▶ **WORK INSTRUCTIONS**: Copy out the listing in full, exactly as written, but not its pictures.
= = = =
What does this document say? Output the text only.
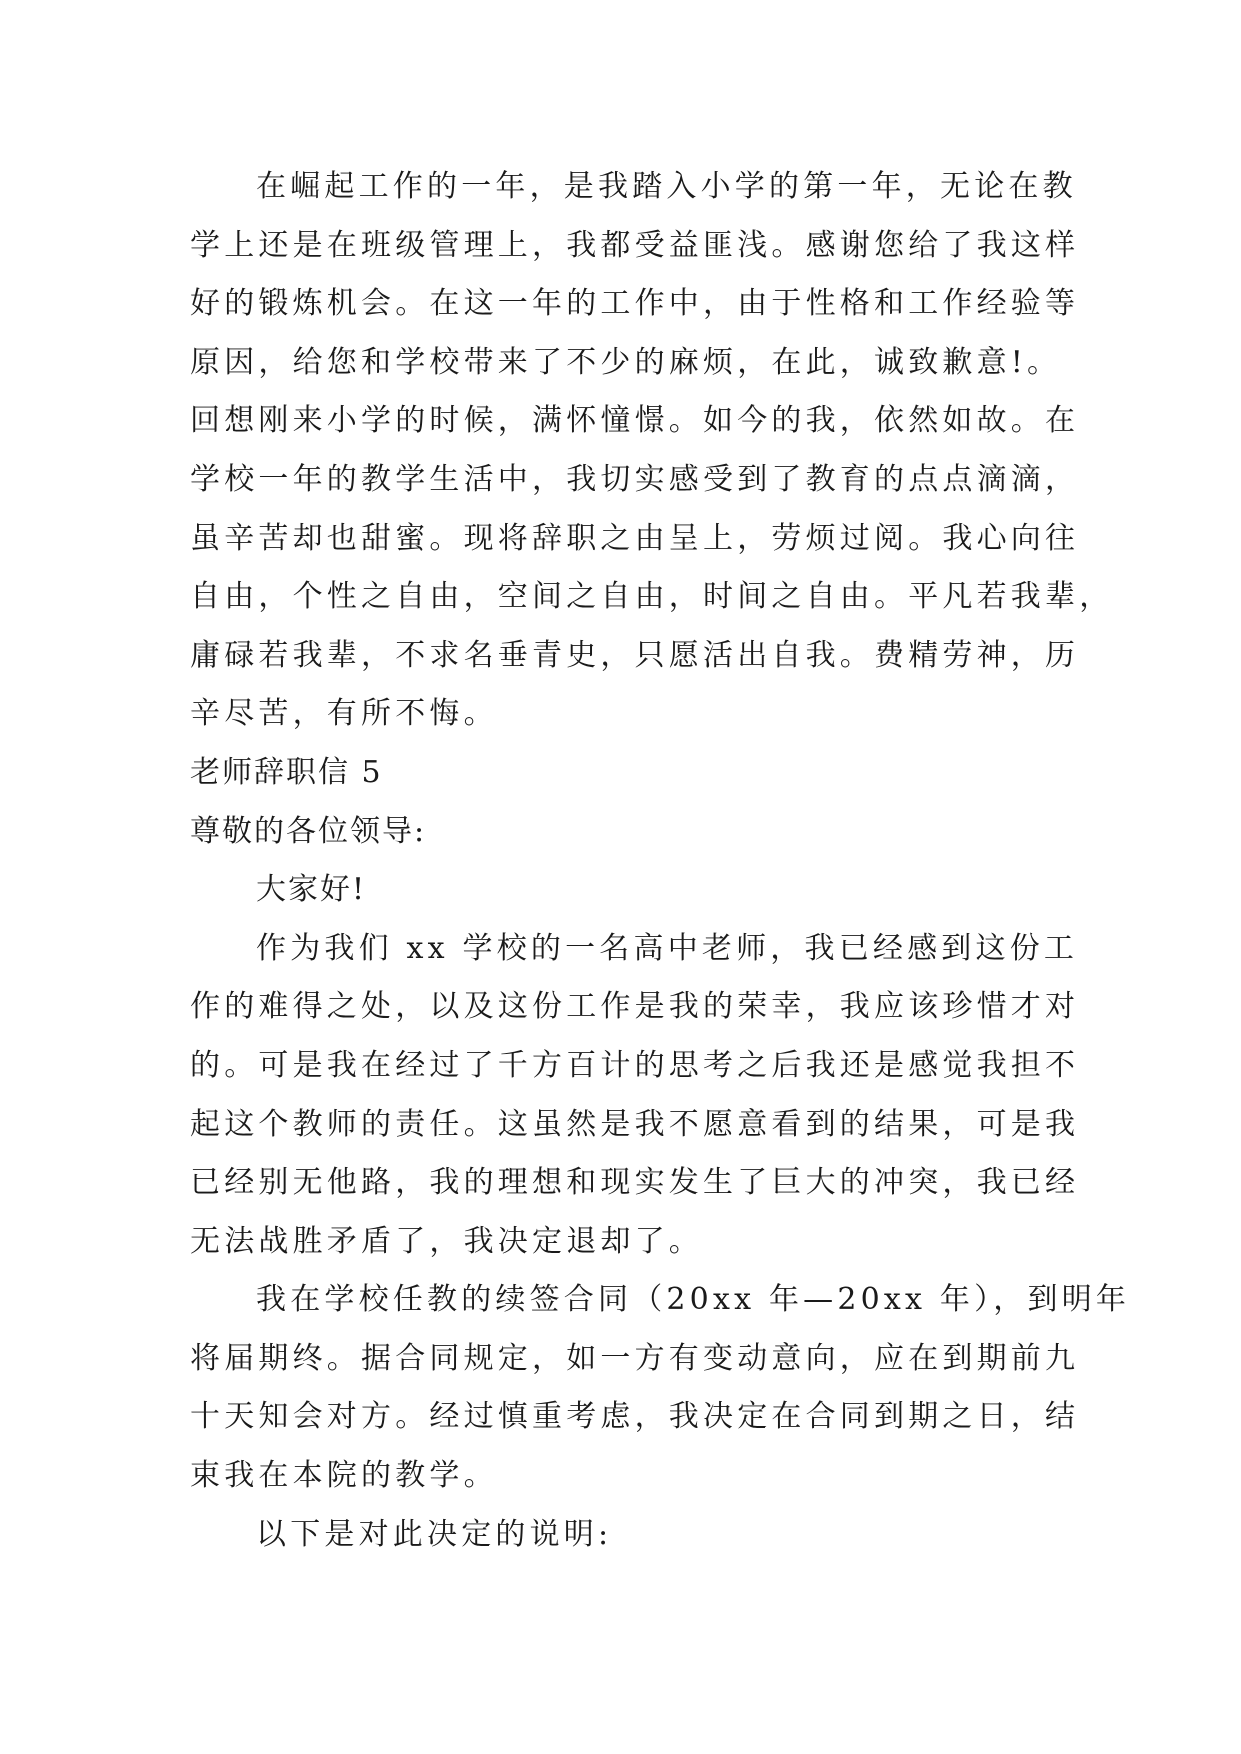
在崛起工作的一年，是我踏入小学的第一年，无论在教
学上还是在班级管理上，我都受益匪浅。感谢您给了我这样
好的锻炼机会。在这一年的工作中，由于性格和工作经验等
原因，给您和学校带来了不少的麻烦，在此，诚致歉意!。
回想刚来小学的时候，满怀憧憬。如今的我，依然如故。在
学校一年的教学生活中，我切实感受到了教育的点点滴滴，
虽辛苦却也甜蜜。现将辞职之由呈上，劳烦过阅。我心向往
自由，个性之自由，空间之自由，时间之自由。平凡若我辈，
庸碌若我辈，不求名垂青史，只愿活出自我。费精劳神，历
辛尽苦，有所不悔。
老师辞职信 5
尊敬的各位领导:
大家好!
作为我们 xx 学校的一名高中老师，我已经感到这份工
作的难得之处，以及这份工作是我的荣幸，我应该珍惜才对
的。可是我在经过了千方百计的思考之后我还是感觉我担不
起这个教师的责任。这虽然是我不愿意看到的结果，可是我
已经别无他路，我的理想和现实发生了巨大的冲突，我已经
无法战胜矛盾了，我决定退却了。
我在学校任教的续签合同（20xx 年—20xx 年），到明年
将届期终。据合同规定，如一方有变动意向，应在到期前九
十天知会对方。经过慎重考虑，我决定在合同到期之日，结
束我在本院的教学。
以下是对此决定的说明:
= = = =
▶ **RESPONSE BELOW**:
What does this document say? Output the text only.
在崛起工作的一年，是我踏入小学的第一年，无论在教
学上还是在班级管理上，我都受益匪浅。感谢您给了我这样
好的锻炼机会。在这一年的工作中，由于性格和工作经验等
原因，给您和学校带来了不少的麻烦，在此，诚致歉意!。
回想刚来小学的时候，满怀憧憬。如今的我，依然如故。在
学校一年的教学生活中，我切实感受到了教育的点点滴滴，
虽辛苦却也甜蜜。现将辞职之由呈上，劳烦过阅。我心向往
自由，个性之自由，空间之自由，时间之自由。平凡若我辈，
庸碌若我辈，不求名垂青史，只愿活出自我。费精劳神，历
辛尽苦，有所不悔。
老师辞职信 5
尊敬的各位领导:
大家好!
作为我们 xx 学校的一名高中老师，我已经感到这份工
作的难得之处，以及这份工作是我的荣幸，我应该珍惜才对
的。可是我在经过了千方百计的思考之后我还是感觉我担不
起这个教师的责任。这虽然是我不愿意看到的结果，可是我
已经别无他路，我的理想和现实发生了巨大的冲突，我已经
无法战胜矛盾了，我决定退却了。
我在学校任教的续签合同（20xx 年—20xx 年），到明年
将届期终。据合同规定，如一方有变动意向，应在到期前九
十天知会对方。经过慎重考虑，我决定在合同到期之日，结
束我在本院的教学。
以下是对此决定的说明:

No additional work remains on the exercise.